Problem description: Copy out all lines where "Components" appears.

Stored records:
%%

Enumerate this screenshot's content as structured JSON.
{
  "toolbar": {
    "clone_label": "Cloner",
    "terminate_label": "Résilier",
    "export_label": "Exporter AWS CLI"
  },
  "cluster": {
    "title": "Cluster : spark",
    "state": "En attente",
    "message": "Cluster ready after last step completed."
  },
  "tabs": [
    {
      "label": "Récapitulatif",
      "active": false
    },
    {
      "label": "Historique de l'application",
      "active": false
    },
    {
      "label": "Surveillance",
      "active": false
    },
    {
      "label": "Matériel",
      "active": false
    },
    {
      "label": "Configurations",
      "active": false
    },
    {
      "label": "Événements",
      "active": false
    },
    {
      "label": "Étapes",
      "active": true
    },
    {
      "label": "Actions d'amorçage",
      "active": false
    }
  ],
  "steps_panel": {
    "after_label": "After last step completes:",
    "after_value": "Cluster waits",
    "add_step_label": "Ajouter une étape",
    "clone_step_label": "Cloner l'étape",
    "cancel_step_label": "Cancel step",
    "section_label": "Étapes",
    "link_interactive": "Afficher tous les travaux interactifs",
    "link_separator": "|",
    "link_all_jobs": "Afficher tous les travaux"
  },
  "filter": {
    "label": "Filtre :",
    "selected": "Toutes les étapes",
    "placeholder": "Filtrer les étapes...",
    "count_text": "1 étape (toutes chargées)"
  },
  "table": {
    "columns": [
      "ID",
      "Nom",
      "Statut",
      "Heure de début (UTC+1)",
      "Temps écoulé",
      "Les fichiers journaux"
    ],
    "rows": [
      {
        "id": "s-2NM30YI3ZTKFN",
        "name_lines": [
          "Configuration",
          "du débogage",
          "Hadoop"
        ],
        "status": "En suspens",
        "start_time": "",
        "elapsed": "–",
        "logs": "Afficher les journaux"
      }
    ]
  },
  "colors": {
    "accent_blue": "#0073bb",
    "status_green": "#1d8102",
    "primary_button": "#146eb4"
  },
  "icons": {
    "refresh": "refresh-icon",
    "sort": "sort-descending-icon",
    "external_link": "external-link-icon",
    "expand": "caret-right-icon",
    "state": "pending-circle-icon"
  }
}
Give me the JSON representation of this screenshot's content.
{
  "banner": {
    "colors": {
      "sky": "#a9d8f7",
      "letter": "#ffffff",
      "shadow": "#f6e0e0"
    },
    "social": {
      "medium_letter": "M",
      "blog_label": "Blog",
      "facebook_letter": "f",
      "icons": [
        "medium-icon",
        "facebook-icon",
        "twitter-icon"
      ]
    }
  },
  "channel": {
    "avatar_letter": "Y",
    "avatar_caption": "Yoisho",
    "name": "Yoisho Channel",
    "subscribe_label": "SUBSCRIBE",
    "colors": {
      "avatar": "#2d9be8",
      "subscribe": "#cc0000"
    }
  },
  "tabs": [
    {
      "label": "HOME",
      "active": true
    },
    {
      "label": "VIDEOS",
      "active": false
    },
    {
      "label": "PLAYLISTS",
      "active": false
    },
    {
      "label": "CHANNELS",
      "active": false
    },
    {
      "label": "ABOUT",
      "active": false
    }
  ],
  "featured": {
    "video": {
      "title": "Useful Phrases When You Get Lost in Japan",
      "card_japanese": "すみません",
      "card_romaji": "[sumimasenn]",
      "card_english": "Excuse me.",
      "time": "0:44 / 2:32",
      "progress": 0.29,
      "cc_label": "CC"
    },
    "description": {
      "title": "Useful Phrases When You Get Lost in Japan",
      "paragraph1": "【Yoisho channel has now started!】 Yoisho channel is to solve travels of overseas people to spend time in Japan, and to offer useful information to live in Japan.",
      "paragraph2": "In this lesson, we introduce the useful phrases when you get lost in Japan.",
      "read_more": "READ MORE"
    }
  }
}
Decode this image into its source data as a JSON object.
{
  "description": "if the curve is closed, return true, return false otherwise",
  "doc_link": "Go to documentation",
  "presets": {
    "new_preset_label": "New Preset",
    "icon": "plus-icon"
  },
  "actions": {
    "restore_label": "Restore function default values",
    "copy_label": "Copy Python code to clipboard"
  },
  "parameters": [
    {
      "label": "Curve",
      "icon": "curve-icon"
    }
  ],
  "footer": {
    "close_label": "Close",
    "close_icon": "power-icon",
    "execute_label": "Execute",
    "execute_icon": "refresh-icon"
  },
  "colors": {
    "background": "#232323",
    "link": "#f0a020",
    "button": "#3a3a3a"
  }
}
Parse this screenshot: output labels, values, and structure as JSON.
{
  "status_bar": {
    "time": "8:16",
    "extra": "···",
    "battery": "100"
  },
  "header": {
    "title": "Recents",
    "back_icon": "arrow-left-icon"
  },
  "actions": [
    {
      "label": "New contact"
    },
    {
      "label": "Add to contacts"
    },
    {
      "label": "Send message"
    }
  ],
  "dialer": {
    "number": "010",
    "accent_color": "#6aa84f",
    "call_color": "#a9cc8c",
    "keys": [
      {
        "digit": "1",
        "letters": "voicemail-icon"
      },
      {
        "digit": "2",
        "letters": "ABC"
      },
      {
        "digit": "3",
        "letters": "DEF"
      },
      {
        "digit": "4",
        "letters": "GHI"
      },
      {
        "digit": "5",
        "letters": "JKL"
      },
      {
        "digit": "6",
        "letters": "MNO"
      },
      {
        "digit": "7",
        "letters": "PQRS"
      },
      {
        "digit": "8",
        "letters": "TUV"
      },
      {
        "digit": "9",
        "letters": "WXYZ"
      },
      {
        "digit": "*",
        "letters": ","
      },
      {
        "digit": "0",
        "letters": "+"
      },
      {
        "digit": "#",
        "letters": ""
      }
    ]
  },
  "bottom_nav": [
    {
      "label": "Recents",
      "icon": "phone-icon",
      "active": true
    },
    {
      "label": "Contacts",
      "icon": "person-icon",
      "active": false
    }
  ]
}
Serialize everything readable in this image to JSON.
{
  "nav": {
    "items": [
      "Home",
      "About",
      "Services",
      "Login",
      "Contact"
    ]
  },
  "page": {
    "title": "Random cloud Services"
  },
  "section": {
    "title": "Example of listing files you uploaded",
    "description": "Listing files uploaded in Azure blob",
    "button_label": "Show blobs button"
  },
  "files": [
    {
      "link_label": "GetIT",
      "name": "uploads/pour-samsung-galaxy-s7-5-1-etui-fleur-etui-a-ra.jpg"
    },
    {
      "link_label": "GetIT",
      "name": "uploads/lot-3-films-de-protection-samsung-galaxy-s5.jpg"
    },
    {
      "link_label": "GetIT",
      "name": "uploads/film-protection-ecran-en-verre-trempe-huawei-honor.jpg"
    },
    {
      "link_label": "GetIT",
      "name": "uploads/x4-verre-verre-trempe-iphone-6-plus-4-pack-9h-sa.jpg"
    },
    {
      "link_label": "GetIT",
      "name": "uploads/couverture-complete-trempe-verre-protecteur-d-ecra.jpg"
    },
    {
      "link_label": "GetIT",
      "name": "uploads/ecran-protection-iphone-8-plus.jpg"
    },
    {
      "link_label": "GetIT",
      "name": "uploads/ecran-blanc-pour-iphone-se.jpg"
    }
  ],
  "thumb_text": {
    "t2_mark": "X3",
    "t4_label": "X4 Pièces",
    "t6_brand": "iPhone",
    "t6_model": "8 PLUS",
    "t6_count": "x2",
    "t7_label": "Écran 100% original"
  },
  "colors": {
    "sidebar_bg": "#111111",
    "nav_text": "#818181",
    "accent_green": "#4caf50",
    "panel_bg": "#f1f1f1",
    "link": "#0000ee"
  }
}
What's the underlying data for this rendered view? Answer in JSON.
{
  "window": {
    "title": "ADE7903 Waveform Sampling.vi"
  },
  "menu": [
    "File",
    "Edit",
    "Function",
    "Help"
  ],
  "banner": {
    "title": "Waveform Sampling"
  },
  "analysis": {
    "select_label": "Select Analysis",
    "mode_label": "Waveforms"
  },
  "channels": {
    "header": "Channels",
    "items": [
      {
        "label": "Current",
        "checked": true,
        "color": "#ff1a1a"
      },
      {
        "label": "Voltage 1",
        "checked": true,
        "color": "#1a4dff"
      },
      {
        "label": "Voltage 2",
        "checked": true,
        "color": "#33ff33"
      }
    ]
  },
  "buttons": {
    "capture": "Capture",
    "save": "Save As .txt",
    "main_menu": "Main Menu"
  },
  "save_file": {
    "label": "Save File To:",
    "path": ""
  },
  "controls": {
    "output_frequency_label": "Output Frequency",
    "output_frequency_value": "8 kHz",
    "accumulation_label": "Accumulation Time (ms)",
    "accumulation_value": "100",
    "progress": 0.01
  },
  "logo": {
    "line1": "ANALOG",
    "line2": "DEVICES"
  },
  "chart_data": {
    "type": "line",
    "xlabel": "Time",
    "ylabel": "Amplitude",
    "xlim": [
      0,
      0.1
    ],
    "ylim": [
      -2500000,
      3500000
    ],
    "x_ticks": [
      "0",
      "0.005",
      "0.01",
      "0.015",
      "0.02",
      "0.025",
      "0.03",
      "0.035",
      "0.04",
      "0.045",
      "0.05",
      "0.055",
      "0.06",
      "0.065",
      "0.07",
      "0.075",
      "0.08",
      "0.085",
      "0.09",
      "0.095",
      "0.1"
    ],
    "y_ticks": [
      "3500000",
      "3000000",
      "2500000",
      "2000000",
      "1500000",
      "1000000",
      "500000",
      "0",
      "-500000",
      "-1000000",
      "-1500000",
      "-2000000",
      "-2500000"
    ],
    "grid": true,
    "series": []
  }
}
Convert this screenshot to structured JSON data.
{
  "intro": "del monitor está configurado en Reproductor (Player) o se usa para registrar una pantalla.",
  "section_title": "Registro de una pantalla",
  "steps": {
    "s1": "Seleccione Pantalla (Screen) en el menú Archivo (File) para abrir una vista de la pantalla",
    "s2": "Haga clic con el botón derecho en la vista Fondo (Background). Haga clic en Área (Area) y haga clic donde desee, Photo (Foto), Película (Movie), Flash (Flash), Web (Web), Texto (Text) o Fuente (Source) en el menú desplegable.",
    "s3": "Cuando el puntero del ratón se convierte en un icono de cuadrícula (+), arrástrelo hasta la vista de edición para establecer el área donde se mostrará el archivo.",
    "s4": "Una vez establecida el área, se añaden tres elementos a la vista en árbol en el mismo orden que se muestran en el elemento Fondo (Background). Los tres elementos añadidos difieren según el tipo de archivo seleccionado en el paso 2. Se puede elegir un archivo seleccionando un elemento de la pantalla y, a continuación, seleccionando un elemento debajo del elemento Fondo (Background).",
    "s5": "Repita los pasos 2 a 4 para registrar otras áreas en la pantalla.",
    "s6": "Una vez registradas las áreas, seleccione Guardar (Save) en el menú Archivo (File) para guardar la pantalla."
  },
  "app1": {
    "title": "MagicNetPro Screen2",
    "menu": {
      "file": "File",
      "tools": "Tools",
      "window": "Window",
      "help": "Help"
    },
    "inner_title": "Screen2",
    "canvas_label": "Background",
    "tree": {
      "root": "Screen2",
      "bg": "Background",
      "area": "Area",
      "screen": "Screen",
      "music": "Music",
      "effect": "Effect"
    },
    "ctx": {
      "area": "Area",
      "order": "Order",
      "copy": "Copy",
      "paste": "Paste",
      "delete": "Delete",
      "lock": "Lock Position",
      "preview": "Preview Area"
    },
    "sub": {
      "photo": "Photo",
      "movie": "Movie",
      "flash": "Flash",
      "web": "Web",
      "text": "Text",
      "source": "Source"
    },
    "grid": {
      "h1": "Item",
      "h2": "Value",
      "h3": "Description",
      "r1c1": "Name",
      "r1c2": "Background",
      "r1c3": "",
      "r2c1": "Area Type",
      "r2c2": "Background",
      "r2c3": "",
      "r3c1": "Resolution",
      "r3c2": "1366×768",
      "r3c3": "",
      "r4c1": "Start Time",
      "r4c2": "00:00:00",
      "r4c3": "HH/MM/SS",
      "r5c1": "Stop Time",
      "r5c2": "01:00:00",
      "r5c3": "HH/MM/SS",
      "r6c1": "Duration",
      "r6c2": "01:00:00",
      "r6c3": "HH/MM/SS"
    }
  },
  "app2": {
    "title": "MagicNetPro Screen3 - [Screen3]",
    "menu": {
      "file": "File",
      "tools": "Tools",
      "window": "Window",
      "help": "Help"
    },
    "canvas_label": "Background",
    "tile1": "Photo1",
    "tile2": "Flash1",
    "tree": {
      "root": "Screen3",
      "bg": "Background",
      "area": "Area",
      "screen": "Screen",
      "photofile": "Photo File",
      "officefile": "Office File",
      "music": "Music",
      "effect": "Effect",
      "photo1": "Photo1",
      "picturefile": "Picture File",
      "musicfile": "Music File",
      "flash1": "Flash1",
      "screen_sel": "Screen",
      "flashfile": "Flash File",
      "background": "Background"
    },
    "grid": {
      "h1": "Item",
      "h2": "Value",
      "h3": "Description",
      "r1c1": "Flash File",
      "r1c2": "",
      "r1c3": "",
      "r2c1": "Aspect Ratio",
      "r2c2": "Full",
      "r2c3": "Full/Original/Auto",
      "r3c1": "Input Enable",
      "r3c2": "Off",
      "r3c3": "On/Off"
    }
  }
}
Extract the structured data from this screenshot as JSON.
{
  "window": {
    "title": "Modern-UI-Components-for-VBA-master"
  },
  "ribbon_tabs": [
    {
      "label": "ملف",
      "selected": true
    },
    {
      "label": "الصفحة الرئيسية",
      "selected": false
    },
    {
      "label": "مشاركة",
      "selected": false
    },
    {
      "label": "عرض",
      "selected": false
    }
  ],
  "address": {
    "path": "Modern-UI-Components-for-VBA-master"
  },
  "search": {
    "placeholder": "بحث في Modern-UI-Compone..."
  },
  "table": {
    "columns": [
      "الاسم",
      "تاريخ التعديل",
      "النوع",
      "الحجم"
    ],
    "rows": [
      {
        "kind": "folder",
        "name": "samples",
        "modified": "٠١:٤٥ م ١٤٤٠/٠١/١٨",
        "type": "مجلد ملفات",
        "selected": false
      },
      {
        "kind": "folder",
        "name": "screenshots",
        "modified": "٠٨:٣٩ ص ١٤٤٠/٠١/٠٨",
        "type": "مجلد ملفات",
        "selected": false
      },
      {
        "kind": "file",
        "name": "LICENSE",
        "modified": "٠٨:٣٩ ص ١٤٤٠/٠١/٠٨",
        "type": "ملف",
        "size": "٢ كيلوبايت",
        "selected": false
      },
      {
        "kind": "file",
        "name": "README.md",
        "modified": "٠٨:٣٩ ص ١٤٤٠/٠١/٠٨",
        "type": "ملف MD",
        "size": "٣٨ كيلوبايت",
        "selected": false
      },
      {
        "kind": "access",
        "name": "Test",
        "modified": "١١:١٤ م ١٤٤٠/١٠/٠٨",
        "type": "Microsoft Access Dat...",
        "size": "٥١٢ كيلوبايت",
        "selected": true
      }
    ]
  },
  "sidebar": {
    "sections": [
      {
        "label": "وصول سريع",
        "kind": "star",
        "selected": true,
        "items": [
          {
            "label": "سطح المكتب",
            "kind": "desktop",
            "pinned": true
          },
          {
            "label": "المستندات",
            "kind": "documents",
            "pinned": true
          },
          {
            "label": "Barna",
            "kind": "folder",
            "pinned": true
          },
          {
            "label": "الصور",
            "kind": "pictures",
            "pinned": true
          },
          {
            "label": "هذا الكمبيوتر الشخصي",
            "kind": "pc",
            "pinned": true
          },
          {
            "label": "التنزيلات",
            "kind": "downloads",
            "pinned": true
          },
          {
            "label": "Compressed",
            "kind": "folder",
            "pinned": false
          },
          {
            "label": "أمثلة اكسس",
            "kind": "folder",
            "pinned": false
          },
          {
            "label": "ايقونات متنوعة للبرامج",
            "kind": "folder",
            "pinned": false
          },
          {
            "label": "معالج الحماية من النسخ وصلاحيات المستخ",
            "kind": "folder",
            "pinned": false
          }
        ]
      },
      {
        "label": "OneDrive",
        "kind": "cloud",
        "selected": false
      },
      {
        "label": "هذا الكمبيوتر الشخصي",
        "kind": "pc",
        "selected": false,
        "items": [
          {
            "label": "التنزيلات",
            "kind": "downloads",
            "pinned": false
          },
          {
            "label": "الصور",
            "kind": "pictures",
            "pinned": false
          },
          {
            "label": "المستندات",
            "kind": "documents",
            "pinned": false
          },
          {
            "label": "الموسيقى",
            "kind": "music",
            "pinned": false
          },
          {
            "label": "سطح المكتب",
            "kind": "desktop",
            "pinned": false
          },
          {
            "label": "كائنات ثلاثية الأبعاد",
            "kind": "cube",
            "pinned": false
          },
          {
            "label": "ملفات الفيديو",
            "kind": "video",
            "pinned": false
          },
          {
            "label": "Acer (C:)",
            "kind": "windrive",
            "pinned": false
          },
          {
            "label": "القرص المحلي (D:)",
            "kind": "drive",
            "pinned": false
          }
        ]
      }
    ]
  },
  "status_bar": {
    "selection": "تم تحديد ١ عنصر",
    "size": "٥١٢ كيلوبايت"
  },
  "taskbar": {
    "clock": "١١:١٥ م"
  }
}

%%

Answer to this task:
    "title": "Modern-UI-Components-for-VBA-master"
    "path": "Modern-UI-Components-for-VBA-master"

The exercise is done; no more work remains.